> _Texto para leer_:
El auge del dictado basado en IA está reconfigurando las normas en el lugar de trabajo. Con empresas emergentes como Wispr alcanzando una valoración de aproximadamente 700 millones de dólares, el acto de susurrar a los ordenadores está empezando a sustituir al tecleo en algunas de las compañías tecnológicas más influyentes. Este cambio está creando un nuevo ecosistema de software y accesorios de hardware, al tiempo que transforma el paisaje sonoro de la oficina moderna: de los silenciosos golpes de teclado a un zumbido constante de voces tenues.
"Ahora hablo con mi ordenador todo el tiempo", afirma Edward Kim, cofundador de Gusto, quien ha animado a los empleados de su empresa de recursos humanos a experimentar con la tecnología de dictado. "No escribo a menos que sea absolutamente necesario".
Esta tendencia ha impulsado una nueva categoría de aplicaciones, como Aqua Voice y Willow (respaldadas por Y Combinator), pero Wispr Flow ha surgido como un actor destacado con un seguimiento casi de culto. La aplicación, que puede convertir pensamientos dispersos en texto pulido, triplicó su base de usuarios en solo tres meses. Este crecimiento se produjo de forma orgánica, especialmente entre profesionales que utilizan herramientas de trabajo como Slack. La entrada de la empresa en el mercado fue accidental, tras pivotar hacia una herramienta de dictado exclusivamente de software después de que un intento previo de fabricar un dispositivo de interfaz neuronal fracasara, obligando al equipo a reducir su plantilla de 40 empleados a cuatro.

> _Lo que hay que hacer_:
**A.** Copia tal cual el trozo del texto sobre el dictado con IA que va desde "Esta tendencia ha" hasta "empleados a cuatro.".
**B.** Según el texto sobre el dictado con IA, ¿en cuánto tiempo triplicó Wispr Flow su número de usuarios?
**C.** Sigue escribiendo el texto sobre el dictado con IA a partir de su última frase.

> _Datos recibidos_:
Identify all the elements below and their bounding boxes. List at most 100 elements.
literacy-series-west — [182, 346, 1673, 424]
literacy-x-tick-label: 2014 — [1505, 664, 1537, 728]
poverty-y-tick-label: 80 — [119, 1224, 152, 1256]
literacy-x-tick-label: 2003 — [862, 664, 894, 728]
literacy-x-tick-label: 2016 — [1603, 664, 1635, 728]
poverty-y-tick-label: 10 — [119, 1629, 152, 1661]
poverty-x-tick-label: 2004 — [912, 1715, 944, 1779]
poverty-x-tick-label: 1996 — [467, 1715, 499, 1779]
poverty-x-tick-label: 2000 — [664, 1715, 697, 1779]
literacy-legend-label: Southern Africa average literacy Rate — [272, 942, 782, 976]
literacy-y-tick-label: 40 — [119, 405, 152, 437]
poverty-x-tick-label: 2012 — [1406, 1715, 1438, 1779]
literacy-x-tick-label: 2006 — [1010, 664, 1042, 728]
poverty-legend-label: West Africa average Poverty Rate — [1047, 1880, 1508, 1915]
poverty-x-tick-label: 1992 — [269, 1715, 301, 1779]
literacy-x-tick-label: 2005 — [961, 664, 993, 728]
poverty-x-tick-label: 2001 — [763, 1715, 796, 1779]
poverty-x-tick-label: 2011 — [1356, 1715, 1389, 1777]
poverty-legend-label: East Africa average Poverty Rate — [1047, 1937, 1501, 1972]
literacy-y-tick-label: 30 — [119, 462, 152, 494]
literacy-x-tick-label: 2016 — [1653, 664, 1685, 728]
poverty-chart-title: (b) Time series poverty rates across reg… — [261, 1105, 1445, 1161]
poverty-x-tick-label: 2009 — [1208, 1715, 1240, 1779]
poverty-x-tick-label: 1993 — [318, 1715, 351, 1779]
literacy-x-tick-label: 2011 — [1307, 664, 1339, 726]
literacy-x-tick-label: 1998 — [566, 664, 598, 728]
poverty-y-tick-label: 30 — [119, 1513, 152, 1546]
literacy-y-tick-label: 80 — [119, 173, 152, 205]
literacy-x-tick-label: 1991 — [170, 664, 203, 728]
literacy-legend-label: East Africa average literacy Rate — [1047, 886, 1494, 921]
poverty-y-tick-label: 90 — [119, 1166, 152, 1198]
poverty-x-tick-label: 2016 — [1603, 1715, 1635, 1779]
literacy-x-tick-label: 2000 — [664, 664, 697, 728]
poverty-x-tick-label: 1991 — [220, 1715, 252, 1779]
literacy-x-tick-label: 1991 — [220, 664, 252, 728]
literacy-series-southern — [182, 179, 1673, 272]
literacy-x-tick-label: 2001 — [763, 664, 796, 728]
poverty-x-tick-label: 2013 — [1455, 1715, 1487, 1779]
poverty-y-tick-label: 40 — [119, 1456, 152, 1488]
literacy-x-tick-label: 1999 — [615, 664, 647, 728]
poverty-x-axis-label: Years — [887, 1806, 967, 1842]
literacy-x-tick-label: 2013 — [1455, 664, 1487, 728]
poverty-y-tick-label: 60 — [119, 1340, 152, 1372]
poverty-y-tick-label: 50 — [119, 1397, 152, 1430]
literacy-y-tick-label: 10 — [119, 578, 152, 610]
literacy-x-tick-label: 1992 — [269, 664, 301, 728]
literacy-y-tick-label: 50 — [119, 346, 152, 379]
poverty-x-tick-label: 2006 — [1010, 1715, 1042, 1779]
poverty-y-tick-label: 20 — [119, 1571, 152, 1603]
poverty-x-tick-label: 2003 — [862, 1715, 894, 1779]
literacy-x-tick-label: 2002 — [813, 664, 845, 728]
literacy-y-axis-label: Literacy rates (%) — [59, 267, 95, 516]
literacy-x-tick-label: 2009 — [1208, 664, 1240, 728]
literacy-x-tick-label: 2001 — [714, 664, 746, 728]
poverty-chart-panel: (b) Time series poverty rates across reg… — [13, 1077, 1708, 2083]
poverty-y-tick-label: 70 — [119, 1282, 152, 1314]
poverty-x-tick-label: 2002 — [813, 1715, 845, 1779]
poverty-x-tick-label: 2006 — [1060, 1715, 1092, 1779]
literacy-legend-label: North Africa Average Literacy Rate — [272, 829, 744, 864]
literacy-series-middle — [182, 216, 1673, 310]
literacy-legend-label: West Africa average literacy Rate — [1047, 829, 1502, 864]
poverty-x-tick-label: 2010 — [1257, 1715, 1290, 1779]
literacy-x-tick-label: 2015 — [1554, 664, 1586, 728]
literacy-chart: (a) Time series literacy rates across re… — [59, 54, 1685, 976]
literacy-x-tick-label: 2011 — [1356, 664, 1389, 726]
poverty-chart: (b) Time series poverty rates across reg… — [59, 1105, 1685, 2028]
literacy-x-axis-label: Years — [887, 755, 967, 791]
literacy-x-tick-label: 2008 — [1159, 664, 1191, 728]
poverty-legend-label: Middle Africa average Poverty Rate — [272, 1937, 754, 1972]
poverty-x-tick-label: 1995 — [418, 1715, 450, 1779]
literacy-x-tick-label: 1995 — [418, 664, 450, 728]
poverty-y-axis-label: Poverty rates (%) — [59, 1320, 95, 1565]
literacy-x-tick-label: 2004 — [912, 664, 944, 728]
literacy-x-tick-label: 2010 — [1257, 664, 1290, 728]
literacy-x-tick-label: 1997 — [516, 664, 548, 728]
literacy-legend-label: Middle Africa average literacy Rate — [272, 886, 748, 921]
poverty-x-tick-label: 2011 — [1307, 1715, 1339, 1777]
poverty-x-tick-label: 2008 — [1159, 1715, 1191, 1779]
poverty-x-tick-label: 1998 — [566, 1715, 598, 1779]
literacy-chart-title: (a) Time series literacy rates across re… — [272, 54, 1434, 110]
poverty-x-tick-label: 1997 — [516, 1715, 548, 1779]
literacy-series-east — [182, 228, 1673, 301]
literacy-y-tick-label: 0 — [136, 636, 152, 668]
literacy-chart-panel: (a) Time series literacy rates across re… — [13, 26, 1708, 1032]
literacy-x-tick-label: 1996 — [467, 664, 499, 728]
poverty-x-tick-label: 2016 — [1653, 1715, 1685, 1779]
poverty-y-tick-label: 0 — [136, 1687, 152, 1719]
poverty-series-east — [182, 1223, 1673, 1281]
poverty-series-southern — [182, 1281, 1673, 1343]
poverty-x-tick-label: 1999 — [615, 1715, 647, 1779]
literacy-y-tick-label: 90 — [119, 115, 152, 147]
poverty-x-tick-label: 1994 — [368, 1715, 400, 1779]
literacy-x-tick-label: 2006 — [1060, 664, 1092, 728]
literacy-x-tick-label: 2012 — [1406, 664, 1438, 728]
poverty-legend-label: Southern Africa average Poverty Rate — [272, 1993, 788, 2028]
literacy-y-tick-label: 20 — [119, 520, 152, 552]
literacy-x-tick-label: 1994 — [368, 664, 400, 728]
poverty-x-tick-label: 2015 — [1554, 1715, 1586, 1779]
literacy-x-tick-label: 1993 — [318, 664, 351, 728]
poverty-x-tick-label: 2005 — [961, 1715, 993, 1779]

> _Respuestas_:
**A.**
Esta tendencia ha impulsado una nueva categoría de aplicaciones, como Aqua Voice y Willow (respaldadas por Y Combinator), pero Wispr Flow ha surgido como un actor destacado con un seguimiento casi de culto. La aplicación, que puede convertir pensamientos dispersos en texto pulido, triplicó su base de usuarios en solo tres meses. Este crecimiento se produjo de forma orgánica, especialmente entre profesionales que utilizan herramientas de trabajo como Slack. La entrada de la empresa en el mercado fue accidental, tras pivotar hacia una herramienta de dictado exclusivamente de software después de que un intento previo de fabricar un dispositivo de interfaz neuronal fracasara, obligando al equipo a reducir su plantilla de 40 empleados a cuatro.

**B.** En solo tres meses.

**C.**
La comunidad inversora ha tomado nota. Una nueva ronda de financiación en el otoño de 2025 valoró a Wispr en unos 700 millones de dólares, y desde entonces la empresa ha crecido hasta alcanzar los 60 empleados. La práctica del "voicepilling", como la llaman algunos usuarios, sugiere un mercado creciente para las herramientas de productividad de IA que podría influir en el futuro desarrollo de software y crear oportunidades para los fabricantes de hardware.
La nueva etiqueta en la oficina
En todo Silicon Valley, la adopción de herramientas de voz a texto está cambiando la dinámica de las oficinas. Los inversores de capital riesgo informan de que visitar startups de IA ahora parece como entrar en un centro de llamadas de lujo. En la firma de tarjetas de crédito Ramp, los ingenieros utilizan cascos de gaming para hablar con sus asistentes de IA. El cambio ha introducido nuevos retos sociales, ya que los usuarios son conscientes de las posibles molestias que pueden causar. Muchos, como Mollie Amkraut Mueller, propietaria de un negocio de IA en Seattle, han tenido que negociar nuevos hábitos de teletrabajo con sus cónyuges para dar cabida al constante murmullo. Para adaptarse, los usuarios están adoptando hardware especializado, como pedales programables para activar el software sin manos y micrófonos de cuello de cisne montados en el escritorio para un audio más nítido.
Crecimiento en India y enfoque en el Hinglish
Aunque sus raíces están en Silicon Valley, la expansión de Wispr en la India pone de relieve una astuta estrategia global. La India se ha convertido en el segundo mercado de la empresa, impulsada por el reciente lanzamiento de su aplicación para Android y el soporte dedicado para el Hinglish, una mezcla de hindi e inglés utilizada por millones de personas. Este movimiento cubre un vacío significativo dejado por las empresas tecnológicas globales que históricamente se han centrado en el inglés. En lugar de los tradicionales anuncios digitales, Wispr lanzó una campaña con 100 auto-rickshaws rotulados en Bengaluru para llegar a los trabajadores tecnológicos en el mundo real.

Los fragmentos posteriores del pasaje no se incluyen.